■ Set exercise ■
Pick out each line of the records that includes the string "FARMASI", and copy it.

■ Excerpt from a dataset ■
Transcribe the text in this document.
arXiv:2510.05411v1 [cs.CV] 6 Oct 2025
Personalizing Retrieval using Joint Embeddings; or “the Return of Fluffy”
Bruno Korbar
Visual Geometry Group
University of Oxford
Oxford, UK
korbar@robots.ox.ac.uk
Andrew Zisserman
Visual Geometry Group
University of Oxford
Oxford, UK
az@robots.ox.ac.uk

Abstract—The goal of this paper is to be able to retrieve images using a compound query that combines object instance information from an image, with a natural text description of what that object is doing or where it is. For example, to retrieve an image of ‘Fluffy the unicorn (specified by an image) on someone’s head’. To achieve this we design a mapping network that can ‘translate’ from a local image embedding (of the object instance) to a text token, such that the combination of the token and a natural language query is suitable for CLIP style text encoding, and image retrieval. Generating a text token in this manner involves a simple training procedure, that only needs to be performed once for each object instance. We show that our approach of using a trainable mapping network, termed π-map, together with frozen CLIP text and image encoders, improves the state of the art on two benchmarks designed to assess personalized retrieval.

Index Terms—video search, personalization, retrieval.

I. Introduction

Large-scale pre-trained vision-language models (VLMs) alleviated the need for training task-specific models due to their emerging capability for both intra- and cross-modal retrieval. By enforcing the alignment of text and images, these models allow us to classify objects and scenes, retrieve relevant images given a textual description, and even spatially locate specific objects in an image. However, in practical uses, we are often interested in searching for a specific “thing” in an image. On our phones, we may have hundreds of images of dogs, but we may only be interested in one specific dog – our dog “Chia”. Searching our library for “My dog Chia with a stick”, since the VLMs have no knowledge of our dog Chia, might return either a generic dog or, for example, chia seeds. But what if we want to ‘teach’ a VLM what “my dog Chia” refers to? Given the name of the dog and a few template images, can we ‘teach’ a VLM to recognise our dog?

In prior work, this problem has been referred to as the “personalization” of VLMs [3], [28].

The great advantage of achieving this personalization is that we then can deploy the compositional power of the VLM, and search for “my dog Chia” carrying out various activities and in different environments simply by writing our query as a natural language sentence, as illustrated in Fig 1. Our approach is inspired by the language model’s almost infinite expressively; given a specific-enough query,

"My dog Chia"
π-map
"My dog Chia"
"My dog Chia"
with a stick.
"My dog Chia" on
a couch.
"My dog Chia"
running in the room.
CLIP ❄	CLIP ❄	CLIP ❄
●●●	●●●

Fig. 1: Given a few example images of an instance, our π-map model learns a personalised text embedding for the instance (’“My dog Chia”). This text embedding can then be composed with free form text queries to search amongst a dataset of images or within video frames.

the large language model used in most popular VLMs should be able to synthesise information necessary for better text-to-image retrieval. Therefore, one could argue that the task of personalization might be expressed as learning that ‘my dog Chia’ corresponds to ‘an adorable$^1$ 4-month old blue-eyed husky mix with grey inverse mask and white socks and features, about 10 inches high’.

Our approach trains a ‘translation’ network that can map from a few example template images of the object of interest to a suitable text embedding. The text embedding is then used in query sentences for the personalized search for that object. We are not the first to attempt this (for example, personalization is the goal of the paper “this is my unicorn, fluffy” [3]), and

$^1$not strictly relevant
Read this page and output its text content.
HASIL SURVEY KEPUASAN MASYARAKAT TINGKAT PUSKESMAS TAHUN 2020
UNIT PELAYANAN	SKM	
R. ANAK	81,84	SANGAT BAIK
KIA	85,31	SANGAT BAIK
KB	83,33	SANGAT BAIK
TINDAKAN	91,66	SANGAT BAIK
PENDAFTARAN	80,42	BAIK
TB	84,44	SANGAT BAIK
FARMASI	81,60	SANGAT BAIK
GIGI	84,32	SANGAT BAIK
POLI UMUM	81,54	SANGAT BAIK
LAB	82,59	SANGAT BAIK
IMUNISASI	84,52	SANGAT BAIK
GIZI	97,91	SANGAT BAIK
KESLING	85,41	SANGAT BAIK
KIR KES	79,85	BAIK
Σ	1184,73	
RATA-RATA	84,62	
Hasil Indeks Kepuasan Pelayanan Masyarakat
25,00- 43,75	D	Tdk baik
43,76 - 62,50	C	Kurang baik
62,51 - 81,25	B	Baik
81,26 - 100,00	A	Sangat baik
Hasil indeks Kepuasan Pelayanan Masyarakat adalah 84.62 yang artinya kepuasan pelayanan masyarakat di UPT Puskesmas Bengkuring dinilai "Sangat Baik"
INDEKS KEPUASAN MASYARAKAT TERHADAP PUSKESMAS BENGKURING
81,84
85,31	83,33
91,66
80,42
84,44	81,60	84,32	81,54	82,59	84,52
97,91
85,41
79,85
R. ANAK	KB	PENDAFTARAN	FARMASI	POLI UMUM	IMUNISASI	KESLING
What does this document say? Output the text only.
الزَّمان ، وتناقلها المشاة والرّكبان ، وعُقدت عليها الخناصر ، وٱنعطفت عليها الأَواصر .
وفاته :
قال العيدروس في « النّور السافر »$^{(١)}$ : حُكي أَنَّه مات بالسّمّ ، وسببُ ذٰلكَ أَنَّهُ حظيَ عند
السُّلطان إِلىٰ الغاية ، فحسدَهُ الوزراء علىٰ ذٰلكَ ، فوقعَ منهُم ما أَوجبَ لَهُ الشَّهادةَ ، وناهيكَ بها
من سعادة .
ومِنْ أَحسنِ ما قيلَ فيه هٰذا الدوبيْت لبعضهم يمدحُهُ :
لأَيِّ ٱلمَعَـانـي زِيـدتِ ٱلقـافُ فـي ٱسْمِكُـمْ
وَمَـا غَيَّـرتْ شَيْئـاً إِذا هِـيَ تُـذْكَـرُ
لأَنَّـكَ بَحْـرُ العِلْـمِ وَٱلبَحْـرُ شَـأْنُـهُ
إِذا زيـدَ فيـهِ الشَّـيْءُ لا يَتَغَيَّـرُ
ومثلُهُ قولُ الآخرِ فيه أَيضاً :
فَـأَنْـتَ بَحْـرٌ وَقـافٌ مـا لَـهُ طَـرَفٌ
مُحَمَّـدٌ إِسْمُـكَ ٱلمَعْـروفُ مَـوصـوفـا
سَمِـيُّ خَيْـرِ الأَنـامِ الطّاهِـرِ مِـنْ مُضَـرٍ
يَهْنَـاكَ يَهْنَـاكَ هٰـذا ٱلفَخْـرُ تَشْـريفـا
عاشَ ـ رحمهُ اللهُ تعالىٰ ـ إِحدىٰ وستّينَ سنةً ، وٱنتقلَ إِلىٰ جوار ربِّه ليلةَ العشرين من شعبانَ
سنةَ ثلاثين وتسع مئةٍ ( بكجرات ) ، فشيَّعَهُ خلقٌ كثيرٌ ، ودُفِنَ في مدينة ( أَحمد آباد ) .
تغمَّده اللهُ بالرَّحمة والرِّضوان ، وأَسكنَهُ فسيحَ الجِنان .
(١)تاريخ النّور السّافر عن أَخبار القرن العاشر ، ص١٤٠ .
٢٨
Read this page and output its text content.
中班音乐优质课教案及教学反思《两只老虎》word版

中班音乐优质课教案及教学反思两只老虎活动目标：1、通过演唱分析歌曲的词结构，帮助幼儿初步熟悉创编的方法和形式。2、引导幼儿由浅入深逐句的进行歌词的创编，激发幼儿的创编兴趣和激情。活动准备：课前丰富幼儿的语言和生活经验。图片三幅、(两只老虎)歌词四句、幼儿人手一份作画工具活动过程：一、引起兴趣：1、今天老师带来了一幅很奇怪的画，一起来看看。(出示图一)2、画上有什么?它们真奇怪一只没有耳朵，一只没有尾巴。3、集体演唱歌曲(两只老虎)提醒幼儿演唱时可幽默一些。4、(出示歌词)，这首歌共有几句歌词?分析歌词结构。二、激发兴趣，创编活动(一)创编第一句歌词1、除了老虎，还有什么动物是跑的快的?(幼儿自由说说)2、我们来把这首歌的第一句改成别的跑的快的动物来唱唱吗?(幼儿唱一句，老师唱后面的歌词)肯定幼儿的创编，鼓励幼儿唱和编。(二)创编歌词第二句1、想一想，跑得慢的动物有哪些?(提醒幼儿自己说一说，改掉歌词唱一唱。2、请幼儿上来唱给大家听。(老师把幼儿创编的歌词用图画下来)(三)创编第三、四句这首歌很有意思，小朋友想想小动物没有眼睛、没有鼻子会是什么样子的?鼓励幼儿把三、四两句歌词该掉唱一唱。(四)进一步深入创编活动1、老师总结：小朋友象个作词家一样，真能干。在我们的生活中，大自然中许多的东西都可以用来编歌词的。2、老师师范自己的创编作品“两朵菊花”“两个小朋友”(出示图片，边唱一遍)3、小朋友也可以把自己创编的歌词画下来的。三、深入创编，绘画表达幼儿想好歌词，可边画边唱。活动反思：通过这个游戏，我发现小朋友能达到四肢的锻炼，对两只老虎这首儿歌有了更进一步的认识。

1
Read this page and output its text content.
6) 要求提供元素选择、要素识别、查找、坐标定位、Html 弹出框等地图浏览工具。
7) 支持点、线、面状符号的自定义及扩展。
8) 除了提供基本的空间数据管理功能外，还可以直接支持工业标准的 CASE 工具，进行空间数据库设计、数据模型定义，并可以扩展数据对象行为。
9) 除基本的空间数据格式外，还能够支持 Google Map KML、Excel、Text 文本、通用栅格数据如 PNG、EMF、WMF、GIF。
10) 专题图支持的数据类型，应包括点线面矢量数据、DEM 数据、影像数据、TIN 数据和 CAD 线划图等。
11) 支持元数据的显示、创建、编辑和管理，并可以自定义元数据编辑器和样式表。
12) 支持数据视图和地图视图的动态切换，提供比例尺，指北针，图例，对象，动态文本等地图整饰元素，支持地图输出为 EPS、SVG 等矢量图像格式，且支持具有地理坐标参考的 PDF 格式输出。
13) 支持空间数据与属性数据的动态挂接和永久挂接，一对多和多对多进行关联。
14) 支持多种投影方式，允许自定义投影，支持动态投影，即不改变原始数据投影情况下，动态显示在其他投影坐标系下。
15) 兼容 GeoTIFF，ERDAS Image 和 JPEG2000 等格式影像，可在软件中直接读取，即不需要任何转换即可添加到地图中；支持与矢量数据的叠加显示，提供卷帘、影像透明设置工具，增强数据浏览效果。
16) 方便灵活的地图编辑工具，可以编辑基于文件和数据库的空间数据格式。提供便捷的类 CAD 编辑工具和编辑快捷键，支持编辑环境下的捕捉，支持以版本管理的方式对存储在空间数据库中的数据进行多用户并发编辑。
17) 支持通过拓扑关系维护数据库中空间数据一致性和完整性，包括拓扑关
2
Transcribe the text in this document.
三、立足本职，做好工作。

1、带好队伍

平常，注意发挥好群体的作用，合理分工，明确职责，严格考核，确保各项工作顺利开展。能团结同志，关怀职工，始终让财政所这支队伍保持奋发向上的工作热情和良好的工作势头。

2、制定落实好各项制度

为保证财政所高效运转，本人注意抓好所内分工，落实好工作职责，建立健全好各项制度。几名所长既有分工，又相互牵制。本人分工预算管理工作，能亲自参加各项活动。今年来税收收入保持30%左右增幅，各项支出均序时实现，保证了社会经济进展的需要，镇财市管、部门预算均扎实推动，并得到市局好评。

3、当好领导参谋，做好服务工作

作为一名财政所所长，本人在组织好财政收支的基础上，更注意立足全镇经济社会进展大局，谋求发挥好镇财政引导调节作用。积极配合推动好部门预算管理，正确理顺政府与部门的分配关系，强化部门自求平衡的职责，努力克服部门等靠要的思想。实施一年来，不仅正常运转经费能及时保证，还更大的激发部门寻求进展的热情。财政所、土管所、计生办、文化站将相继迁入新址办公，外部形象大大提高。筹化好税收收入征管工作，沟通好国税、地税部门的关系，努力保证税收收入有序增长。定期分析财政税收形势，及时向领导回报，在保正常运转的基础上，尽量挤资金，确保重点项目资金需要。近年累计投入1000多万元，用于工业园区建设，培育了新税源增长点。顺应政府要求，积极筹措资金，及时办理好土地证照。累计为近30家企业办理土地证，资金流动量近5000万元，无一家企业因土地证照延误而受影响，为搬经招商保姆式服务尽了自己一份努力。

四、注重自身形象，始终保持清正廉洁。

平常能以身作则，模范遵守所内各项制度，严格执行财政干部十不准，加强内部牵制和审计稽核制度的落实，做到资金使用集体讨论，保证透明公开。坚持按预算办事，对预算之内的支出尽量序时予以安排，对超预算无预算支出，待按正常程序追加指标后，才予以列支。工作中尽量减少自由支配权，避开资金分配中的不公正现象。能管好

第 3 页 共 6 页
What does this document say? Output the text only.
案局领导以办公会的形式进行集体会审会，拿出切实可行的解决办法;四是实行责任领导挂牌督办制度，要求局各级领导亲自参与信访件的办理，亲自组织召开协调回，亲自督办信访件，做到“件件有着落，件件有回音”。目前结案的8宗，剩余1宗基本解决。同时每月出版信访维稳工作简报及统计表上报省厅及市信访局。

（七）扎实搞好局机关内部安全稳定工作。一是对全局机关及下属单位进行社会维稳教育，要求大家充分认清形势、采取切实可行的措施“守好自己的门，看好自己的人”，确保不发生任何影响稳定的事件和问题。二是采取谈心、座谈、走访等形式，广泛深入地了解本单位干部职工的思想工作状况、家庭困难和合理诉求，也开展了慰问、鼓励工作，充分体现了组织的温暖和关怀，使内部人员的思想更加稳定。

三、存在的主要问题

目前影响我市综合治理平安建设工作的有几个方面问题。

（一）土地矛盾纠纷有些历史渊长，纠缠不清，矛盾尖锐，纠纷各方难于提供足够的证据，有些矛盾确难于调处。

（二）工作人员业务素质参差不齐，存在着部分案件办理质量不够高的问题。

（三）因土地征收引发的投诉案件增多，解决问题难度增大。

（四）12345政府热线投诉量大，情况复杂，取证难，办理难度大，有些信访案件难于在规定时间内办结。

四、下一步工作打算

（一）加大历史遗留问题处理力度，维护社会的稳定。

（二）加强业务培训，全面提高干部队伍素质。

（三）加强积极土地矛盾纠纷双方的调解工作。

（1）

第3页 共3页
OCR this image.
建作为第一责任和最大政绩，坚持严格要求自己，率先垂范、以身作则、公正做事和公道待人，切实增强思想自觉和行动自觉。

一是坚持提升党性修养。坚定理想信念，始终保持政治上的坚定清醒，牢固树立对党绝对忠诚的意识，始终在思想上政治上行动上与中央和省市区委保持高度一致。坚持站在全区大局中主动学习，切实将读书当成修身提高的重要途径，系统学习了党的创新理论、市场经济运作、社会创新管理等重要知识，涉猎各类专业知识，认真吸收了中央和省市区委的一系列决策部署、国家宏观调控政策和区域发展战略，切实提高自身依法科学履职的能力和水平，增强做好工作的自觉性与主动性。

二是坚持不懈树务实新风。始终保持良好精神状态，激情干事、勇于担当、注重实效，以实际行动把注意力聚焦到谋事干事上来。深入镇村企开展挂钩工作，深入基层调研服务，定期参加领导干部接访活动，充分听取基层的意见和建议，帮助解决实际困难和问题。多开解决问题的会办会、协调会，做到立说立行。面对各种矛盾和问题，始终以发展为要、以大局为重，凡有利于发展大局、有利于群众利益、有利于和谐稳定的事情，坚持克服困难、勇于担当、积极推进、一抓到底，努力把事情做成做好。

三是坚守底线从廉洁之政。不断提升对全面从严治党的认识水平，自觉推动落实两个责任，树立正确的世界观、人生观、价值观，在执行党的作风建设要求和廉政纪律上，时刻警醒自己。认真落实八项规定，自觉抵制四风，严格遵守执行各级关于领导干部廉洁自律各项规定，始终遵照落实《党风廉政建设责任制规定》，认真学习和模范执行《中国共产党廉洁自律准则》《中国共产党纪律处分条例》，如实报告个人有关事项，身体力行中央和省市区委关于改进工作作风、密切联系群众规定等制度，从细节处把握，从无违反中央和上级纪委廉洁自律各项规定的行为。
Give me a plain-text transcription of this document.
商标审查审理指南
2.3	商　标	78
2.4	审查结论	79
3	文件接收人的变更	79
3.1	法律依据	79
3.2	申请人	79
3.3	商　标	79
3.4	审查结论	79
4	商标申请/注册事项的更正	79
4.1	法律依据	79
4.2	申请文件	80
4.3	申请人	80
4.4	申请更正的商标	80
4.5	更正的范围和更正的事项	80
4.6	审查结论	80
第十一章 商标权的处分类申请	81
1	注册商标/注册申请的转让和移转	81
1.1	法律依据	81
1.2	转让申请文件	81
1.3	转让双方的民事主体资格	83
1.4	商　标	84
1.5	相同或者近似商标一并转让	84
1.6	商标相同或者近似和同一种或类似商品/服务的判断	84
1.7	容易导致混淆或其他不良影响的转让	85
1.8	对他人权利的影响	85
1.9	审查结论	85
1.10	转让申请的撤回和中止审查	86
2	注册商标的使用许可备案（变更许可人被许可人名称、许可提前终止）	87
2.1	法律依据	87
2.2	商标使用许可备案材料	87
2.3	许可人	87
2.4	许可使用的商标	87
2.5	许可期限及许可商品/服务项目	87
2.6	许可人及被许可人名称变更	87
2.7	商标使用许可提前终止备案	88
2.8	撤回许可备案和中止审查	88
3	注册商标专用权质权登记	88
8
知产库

■ Output ■
FARMASI	81,60	SANGAT BAIK
R. ANAK	KB	PENDAFTARAN	FARMASI	POLI UMUM	IMUNISASI	KESLING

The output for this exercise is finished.